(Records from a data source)
┄┄┄┄┄┄

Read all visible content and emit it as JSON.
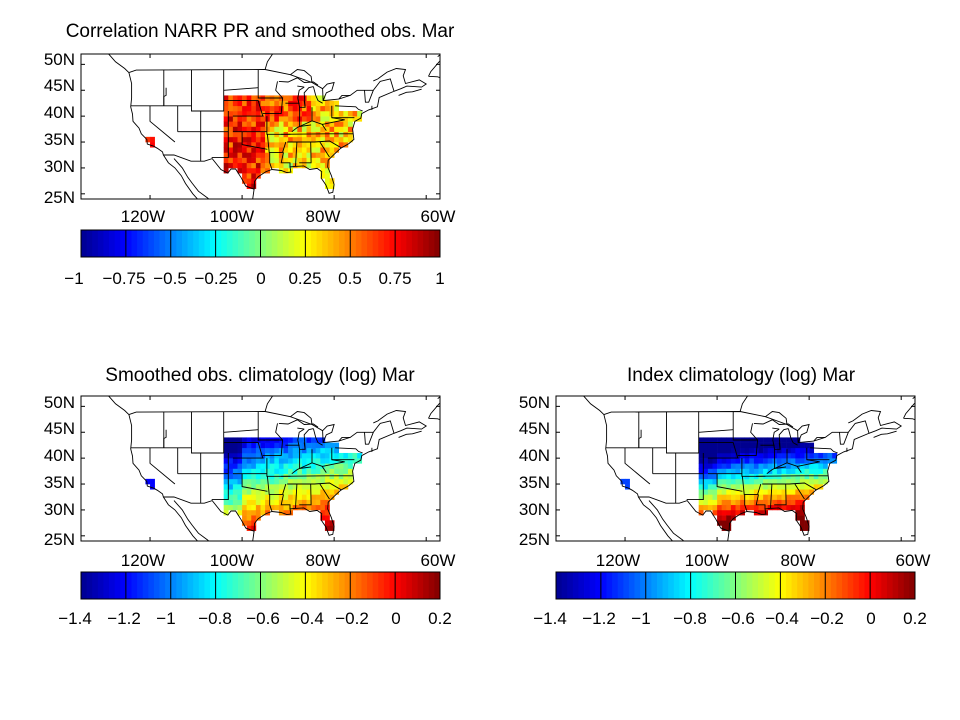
{
  "figure": {
    "panels": [
      {
        "id": "correlation",
        "title": "Correlation NARR PR and smoothed obs. Mar",
        "lat_ticks": [
          "50N",
          "45N",
          "40N",
          "35N",
          "30N",
          "25N"
        ],
        "lon_ticks": [
          "120W",
          "100W",
          "80W",
          "60W"
        ],
        "colorbar_ticks": [
          "−1",
          "−0.75",
          "−0.5",
          "−0.25",
          "0",
          "0.25",
          "0.5",
          "0.75",
          "1"
        ],
        "colorbar_range": [
          -1,
          1
        ],
        "field": "correlation"
      },
      {
        "id": "obs-climatology",
        "title": "Smoothed obs. climatology (log) Mar",
        "lat_ticks": [
          "50N",
          "45N",
          "40N",
          "35N",
          "30N",
          "25N"
        ],
        "lon_ticks": [
          "120W",
          "100W",
          "80W",
          "60W"
        ],
        "colorbar_ticks": [
          "−1.4",
          "−1.2",
          "−1",
          "−0.8",
          "−0.6",
          "−0.4",
          "−0.2",
          "0",
          "0.2"
        ],
        "colorbar_range": [
          -1.4,
          0.2
        ],
        "field": "obs"
      },
      {
        "id": "index-climatology",
        "title": "Index climatology (log) Mar",
        "lat_ticks": [
          "50N",
          "45N",
          "40N",
          "35N",
          "30N",
          "25N"
        ],
        "lon_ticks": [
          "120W",
          "100W",
          "80W",
          "60W"
        ],
        "colorbar_ticks": [
          "−1.4",
          "−1.2",
          "−1",
          "−0.8",
          "−0.6",
          "−0.4",
          "−0.2",
          "0",
          "0.2"
        ],
        "colorbar_range": [
          -1.4,
          0.2
        ],
        "field": "index"
      }
    ],
    "colormap": [
      "#00008f",
      "#0000ff",
      "#0080ff",
      "#00ffff",
      "#80ff80",
      "#ffff00",
      "#ff8000",
      "#ff0000",
      "#800000"
    ]
  }
}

┄┄┄┄┄┄

# Problem details
Count how many lines above include the word "title" and answer with that figure only.

# The output
3